Single by Talib Kweli

from the album Quality
- Released: March 11, 2003
- Recorded: 2002
- Genre: Hip hop
- Length: 3:47
- Label: Rawkus
- Songwriter(s): Talib Kweli, Kanye West, Nina Simone
- Producer(s): Kanye West

Talib Kweli singles chronology
|  | "Get By" (2003) | "Hostile Gospel" (2007) |

Music video
- "Get By" on YouTube

= Get By =

"Get By" is a song by American hip hop recording artist Talib Kweli. It was released on March 11, 2003, as the third single from his debut studio album Quality (2002). Produced by Kanye West, the hip hop track samples "Sinnerman" as performed by Nina Simone and features background vocals from Abby Dobson, Chinua Hawk, Kendra Ross, Vernetta Bobien, and William "Na2" Taylor. The song peaked at number 77 on the US Billboard Hot 100 and at number 29 on the US Billboard Hot R&B/Hip-Hop Songs, becoming Kweli's most successful solo hit.

Saved entries
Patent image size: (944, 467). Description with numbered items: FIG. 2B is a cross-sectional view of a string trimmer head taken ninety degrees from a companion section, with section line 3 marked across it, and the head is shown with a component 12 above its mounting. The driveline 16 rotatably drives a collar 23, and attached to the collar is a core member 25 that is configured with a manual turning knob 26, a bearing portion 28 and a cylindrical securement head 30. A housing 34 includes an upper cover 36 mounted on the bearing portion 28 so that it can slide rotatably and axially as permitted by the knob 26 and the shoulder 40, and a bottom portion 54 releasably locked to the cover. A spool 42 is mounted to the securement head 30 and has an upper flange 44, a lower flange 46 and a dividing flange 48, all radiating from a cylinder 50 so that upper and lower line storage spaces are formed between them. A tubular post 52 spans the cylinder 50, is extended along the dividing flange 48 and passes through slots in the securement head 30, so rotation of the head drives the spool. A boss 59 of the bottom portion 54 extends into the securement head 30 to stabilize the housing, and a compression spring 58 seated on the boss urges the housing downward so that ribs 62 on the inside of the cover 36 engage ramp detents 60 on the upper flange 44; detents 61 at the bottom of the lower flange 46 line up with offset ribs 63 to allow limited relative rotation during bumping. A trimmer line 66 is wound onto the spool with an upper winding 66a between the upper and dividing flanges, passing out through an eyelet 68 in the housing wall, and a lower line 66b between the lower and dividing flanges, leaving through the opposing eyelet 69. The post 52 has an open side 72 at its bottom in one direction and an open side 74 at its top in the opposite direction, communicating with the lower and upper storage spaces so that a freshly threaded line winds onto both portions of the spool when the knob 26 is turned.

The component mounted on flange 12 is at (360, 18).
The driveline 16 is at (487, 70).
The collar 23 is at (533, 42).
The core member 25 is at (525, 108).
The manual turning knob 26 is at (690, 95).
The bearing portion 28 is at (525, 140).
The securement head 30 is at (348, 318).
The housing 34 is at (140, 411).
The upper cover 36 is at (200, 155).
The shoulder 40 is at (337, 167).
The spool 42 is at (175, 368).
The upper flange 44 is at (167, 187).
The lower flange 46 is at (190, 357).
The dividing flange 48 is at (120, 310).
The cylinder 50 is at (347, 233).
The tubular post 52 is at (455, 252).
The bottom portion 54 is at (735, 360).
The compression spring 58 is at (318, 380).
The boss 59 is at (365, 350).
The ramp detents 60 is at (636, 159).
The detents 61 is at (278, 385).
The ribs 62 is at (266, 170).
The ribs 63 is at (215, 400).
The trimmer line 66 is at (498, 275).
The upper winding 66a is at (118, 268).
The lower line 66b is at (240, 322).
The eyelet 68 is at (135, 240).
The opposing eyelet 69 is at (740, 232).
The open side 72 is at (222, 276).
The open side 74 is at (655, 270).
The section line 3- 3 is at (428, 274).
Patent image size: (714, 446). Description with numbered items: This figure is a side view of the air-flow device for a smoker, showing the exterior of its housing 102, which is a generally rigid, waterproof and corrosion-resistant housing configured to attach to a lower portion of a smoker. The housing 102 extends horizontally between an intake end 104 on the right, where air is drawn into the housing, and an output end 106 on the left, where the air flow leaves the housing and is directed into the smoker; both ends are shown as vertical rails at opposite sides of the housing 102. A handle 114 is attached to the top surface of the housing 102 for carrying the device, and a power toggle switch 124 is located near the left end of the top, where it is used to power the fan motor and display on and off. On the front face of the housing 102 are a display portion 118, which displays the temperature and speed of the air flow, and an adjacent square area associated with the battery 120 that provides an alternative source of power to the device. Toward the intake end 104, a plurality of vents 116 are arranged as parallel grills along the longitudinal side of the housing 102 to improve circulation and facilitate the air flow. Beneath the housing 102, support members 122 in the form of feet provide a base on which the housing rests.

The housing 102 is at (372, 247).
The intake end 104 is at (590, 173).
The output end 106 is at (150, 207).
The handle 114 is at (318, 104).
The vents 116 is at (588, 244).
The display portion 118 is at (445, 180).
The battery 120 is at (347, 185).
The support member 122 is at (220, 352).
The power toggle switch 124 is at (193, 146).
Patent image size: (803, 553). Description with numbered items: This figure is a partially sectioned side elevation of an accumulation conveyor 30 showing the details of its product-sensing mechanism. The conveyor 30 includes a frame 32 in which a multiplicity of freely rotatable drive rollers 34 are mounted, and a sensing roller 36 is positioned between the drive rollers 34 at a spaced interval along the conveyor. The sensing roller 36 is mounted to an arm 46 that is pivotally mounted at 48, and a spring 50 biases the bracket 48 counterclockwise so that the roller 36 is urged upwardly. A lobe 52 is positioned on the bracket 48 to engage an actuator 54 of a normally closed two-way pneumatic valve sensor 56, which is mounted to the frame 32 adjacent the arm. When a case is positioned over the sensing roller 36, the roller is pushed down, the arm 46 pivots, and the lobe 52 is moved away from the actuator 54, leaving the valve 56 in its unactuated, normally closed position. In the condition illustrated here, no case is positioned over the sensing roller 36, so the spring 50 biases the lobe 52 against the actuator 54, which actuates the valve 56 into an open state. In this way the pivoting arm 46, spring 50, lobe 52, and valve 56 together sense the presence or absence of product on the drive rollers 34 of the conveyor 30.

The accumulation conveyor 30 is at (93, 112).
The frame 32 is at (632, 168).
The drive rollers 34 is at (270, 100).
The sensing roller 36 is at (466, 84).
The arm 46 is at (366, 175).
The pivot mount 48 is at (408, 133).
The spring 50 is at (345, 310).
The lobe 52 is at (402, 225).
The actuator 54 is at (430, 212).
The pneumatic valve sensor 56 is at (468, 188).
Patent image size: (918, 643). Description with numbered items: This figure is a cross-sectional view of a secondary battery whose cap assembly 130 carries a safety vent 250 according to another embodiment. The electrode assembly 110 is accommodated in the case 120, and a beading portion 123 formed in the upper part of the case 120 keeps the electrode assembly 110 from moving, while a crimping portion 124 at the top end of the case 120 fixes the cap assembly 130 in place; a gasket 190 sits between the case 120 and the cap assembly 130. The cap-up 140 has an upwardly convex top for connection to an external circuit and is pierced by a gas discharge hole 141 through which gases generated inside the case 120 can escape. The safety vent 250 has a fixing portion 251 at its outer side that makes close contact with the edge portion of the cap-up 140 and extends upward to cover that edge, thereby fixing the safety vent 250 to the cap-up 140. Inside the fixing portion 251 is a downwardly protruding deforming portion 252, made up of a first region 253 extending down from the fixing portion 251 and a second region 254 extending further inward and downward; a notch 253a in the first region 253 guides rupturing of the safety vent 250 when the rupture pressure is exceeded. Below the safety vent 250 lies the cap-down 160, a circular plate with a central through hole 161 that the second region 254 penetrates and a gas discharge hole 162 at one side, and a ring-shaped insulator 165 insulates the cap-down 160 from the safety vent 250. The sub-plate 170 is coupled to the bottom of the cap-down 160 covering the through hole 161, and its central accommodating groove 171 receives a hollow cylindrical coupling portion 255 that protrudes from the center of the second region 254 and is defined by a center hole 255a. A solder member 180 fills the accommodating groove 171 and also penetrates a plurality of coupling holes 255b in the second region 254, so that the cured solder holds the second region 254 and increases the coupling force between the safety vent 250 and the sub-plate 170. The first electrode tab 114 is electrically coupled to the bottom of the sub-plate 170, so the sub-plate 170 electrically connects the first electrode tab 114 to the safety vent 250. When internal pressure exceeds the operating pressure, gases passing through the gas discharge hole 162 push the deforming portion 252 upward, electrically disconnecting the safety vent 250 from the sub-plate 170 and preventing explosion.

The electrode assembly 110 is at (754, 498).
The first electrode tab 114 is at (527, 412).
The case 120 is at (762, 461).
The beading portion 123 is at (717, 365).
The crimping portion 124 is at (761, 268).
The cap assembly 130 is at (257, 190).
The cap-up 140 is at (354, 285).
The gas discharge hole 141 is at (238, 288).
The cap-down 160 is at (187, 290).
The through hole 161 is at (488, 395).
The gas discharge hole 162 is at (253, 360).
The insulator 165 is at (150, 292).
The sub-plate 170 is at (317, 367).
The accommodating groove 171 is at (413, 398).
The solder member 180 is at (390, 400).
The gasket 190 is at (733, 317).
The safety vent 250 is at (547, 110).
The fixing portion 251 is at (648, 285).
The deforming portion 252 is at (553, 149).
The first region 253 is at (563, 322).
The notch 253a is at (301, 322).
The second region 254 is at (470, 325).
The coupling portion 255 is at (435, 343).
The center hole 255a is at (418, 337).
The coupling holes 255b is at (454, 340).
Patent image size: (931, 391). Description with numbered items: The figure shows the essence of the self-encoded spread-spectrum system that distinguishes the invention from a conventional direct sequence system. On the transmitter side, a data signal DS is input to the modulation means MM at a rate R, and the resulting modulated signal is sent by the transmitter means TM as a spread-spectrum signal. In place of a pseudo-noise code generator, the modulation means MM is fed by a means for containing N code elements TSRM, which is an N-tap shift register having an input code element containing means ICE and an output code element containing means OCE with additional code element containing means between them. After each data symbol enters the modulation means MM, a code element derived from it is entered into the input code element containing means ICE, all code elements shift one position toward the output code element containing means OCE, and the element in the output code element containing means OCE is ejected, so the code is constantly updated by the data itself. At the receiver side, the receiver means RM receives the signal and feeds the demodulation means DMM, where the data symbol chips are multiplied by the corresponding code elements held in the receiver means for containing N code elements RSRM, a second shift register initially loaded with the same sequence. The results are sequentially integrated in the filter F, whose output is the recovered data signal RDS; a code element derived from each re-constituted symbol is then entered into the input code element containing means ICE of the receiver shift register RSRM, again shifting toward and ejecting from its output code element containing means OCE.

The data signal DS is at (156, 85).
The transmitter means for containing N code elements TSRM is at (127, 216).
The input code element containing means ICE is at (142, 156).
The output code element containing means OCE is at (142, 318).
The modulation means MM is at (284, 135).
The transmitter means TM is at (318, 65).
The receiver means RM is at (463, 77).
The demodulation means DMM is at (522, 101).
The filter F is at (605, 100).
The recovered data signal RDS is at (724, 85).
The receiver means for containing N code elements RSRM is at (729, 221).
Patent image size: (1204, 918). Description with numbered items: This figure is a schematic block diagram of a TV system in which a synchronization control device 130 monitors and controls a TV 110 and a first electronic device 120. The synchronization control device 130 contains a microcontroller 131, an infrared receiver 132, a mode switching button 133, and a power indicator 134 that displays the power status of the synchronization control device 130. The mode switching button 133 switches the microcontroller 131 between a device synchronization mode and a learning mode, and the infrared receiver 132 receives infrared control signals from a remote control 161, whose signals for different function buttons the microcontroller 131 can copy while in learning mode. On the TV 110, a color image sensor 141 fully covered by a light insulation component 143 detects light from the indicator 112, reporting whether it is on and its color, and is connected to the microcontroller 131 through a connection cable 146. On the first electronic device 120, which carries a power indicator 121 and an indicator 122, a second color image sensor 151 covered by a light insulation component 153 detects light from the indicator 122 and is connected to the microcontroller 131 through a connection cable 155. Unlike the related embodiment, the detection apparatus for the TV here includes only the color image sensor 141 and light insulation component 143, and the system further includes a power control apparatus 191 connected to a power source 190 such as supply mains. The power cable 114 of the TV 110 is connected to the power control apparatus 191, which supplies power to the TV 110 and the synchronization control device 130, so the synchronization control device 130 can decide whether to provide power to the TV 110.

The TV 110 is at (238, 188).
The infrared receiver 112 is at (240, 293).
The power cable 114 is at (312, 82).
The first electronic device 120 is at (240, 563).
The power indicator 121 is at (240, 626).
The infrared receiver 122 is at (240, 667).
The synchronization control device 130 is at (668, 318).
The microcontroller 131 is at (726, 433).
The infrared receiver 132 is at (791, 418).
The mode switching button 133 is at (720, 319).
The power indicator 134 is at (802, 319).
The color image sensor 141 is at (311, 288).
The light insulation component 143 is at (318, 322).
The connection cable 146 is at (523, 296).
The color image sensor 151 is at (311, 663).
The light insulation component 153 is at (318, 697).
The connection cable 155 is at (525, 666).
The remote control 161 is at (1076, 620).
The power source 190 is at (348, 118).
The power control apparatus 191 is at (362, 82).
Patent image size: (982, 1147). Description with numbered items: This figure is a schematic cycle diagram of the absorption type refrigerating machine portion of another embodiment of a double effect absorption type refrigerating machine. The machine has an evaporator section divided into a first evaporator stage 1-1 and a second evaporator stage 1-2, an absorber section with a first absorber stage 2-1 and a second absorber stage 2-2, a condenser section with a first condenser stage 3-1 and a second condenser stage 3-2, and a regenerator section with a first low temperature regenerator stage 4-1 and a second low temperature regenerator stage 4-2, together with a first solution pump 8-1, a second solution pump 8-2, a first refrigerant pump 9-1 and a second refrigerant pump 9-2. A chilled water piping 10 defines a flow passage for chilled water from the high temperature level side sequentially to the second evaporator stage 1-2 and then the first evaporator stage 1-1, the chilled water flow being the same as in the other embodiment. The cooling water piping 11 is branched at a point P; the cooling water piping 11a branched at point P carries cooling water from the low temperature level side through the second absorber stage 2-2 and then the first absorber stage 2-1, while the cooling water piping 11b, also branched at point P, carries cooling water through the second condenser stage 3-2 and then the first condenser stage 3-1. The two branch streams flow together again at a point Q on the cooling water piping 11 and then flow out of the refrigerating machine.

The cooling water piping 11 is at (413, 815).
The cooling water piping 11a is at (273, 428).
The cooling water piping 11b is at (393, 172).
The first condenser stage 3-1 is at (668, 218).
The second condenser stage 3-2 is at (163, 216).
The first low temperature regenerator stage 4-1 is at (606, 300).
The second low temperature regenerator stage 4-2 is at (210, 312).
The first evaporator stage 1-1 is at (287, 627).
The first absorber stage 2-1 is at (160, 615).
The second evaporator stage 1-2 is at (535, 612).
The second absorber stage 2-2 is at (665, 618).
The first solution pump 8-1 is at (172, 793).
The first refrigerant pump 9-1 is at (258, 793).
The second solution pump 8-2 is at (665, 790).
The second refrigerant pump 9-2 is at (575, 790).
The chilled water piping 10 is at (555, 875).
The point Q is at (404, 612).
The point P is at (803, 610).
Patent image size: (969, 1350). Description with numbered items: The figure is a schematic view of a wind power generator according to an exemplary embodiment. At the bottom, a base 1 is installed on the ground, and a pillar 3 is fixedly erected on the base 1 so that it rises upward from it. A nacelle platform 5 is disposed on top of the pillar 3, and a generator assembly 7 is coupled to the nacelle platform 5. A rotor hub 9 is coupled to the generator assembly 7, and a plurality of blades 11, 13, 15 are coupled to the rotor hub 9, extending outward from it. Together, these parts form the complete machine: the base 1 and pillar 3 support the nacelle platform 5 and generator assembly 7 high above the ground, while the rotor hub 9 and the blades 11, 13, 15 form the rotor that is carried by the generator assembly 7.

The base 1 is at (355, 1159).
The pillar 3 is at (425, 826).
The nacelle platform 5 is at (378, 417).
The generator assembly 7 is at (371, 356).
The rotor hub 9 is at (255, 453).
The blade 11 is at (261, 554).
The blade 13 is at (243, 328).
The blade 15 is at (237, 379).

> **Things to do**
1 – Answer these questions about the "Get By" article:
(a) Which label released the single?
(b) Who produced the song?
(c) What position did the song reach on the US Billboard Hot 100?
2 – Rewrite the part of the "Get By" article that begins at the words "Talib Kweli singles" and stops after "successful solo hit.", swapping "Sinnerman" for "Sinner Man".

> **Set of answers**
1 –
(a) Rawkus
(b) Kanye West
(c) Number 77

2 –
Talib Kweli singles chronology
|  | "Get By" (2003) | "Hostile Gospel" (2007) |

Music video
- "Get By" on YouTube

= Get By =

"Get By" is a song by American hip hop recording artist Talib Kweli. It was released on March 11, 2003, as the third single from his debut studio album Quality (2002). Produced by Kanye West, the hip hop track samples "Sinner Man" as performed by Nina Simone and features background vocals from Abby Dobson, Chinua Hawk, Kendra Ross, Vernetta Bobien, and William "Na2" Taylor. The song peaked at number 77 on the US Billboard Hot 100 and at number 29 on the US Billboard Hot R&B/Hip-Hop Songs, becoming Kweli's most successful solo hit.